Extracted data entries:
= = = = = = =

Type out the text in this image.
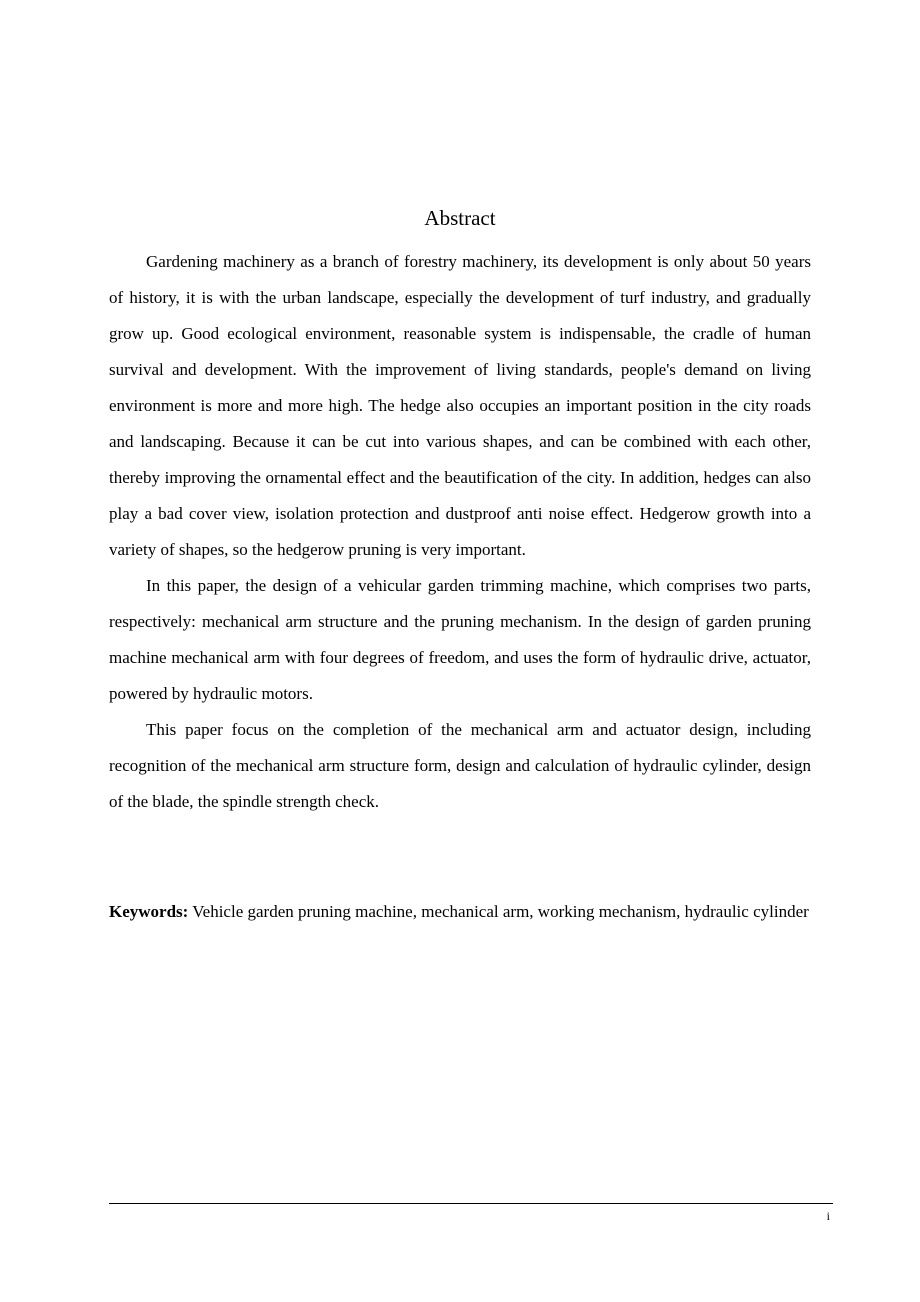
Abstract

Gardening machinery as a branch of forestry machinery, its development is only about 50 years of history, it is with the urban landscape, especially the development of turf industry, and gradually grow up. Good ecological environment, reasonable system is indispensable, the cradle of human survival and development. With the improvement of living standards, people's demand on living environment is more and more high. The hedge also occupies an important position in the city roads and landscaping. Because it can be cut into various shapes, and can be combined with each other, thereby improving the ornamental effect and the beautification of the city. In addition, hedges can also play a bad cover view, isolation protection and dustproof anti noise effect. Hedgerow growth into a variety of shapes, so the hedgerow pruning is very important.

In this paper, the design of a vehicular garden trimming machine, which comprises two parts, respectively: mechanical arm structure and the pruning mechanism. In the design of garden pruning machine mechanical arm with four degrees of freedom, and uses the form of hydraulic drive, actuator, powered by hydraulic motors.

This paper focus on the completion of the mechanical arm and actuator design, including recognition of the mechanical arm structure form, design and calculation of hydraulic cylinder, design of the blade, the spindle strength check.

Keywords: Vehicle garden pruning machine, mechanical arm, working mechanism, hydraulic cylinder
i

= = = = = = =

Exercise aim
Restate the records word for word, omitting images.

Full output
Type out the text in this image.
Abstract

Gardening machinery as a branch of forestry machinery, its development is only about 50 years of history, it is with the urban landscape, especially the development of turf industry, and gradually grow up. Good ecological environment, reasonable system is indispensable, the cradle of human survival and development. With the improvement of living standards, people's demand on living environment is more and more high. The hedge also occupies an important position in the city roads and landscaping. Because it can be cut into various shapes, and can be combined with each other, thereby improving the ornamental effect and the beautification of the city. In addition, hedges can also play a bad cover view, isolation protection and dustproof anti noise effect. Hedgerow growth into a variety of shapes, so the hedgerow pruning is very important.

In this paper, the design of a vehicular garden trimming machine, which comprises two parts, respectively: mechanical arm structure and the pruning mechanism. In the design of garden pruning machine mechanical arm with four degrees of freedom, and uses the form of hydraulic drive, actuator, powered by hydraulic motors.

This paper focus on the completion of the mechanical arm and actuator design, including recognition of the mechanical arm structure form, design and calculation of hydraulic cylinder, design of the blade, the spindle strength check.

Keywords: Vehicle garden pruning machine, mechanical arm, working mechanism, hydraulic cylinder
i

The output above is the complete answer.